#### [GIVEN ENTRIES]
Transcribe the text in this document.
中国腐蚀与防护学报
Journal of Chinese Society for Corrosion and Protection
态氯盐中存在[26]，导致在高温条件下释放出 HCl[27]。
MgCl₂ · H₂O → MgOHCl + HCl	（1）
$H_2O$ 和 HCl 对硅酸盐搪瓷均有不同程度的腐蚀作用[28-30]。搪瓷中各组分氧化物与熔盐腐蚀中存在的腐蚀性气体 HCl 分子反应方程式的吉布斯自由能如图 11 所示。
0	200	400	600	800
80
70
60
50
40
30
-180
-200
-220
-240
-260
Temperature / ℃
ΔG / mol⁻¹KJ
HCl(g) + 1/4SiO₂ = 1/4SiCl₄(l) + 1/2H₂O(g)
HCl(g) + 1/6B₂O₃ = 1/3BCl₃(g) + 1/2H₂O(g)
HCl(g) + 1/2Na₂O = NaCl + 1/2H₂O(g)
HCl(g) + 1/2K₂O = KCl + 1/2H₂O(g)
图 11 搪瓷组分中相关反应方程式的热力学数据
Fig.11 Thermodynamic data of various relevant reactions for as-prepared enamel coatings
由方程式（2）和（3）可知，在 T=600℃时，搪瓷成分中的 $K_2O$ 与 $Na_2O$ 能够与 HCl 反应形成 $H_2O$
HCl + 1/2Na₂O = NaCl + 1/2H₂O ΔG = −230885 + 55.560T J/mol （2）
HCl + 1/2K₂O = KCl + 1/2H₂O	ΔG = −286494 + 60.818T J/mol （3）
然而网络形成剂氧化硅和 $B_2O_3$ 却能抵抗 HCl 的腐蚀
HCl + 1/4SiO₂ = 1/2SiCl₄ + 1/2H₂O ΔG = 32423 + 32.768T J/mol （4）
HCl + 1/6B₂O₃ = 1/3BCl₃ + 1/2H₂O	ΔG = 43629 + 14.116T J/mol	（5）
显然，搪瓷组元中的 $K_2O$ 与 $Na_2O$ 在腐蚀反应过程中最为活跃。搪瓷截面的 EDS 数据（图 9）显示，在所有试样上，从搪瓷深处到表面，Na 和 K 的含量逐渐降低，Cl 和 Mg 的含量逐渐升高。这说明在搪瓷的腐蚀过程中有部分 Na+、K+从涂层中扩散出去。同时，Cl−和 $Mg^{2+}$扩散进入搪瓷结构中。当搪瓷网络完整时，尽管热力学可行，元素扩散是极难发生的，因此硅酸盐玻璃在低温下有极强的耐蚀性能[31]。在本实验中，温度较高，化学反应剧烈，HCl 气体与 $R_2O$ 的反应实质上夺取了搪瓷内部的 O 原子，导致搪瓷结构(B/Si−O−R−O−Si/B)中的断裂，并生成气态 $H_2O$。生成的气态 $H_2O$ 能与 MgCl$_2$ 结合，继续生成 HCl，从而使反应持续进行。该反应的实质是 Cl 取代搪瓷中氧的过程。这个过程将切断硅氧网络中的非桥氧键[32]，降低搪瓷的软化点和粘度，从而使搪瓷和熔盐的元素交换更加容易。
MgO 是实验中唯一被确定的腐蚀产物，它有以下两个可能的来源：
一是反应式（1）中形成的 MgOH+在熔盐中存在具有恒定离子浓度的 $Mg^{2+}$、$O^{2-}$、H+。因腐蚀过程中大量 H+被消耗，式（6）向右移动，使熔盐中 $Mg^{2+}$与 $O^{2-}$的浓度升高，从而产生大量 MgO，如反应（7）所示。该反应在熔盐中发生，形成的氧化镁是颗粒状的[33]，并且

#### [EXERCISE]
Faithfully reproduce all of the records, character for character.

#### [WRITTEN SOLUTION]
Transcribe the text in this document.
中国腐蚀与防护学报
Journal of Chinese Society for Corrosion and Protection
态氯盐中存在[26]，导致在高温条件下释放出 HCl[27]。
MgCl₂ · H₂O → MgOHCl + HCl	（1）
$H_2O$ 和 HCl 对硅酸盐搪瓷均有不同程度的腐蚀作用[28-30]。搪瓷中各组分氧化物与熔盐腐蚀中存在的腐蚀性气体 HCl 分子反应方程式的吉布斯自由能如图 11 所示。
0	200	400	600	800
80
70
60
50
40
30
-180
-200
-220
-240
-260
Temperature / ℃
ΔG / mol⁻¹KJ
HCl(g) + 1/4SiO₂ = 1/4SiCl₄(l) + 1/2H₂O(g)
HCl(g) + 1/6B₂O₃ = 1/3BCl₃(g) + 1/2H₂O(g)
HCl(g) + 1/2Na₂O = NaCl + 1/2H₂O(g)
HCl(g) + 1/2K₂O = KCl + 1/2H₂O(g)
图 11 搪瓷组分中相关反应方程式的热力学数据
Fig.11 Thermodynamic data of various relevant reactions for as-prepared enamel coatings
由方程式（2）和（3）可知，在 T=600℃时，搪瓷成分中的 $K_2O$ 与 $Na_2O$ 能够与 HCl 反应形成 $H_2O$
HCl + 1/2Na₂O = NaCl + 1/2H₂O ΔG = −230885 + 55.560T J/mol （2）
HCl + 1/2K₂O = KCl + 1/2H₂O	ΔG = −286494 + 60.818T J/mol （3）
然而网络形成剂氧化硅和 $B_2O_3$ 却能抵抗 HCl 的腐蚀
HCl + 1/4SiO₂ = 1/2SiCl₄ + 1/2H₂O ΔG = 32423 + 32.768T J/mol （4）
HCl + 1/6B₂O₃ = 1/3BCl₃ + 1/2H₂O	ΔG = 43629 + 14.116T J/mol	（5）
显然，搪瓷组元中的 $K_2O$ 与 $Na_2O$ 在腐蚀反应过程中最为活跃。搪瓷截面的 EDS 数据（图 9）显示，在所有试样上，从搪瓷深处到表面，Na 和 K 的含量逐渐降低，Cl 和 Mg 的含量逐渐升高。这说明在搪瓷的腐蚀过程中有部分 Na+、K+从涂层中扩散出去。同时，Cl−和 $Mg^{2+}$扩散进入搪瓷结构中。当搪瓷网络完整时，尽管热力学可行，元素扩散是极难发生的，因此硅酸盐玻璃在低温下有极强的耐蚀性能[31]。在本实验中，温度较高，化学反应剧烈，HCl 气体与 $R_2O$ 的反应实质上夺取了搪瓷内部的 O 原子，导致搪瓷结构(B/Si−O−R−O−Si/B)中的断裂，并生成气态 $H_2O$。生成的气态 $H_2O$ 能与 MgCl$_2$ 结合，继续生成 HCl，从而使反应持续进行。该反应的实质是 Cl 取代搪瓷中氧的过程。这个过程将切断硅氧网络中的非桥氧键[32]，降低搪瓷的软化点和粘度，从而使搪瓷和熔盐的元素交换更加容易。
MgO 是实验中唯一被确定的腐蚀产物，它有以下两个可能的来源：
一是反应式（1）中形成的 MgOH+在熔盐中存在具有恒定离子浓度的 $Mg^{2+}$、$O^{2-}$、H+。因腐蚀过程中大量 H+被消耗，式（6）向右移动，使熔盐中 $Mg^{2+}$与 $O^{2-}$的浓度升高，从而产生大量 MgO，如反应（7）所示。该反应在熔盐中发生，形成的氧化镁是颗粒状的[33]，并且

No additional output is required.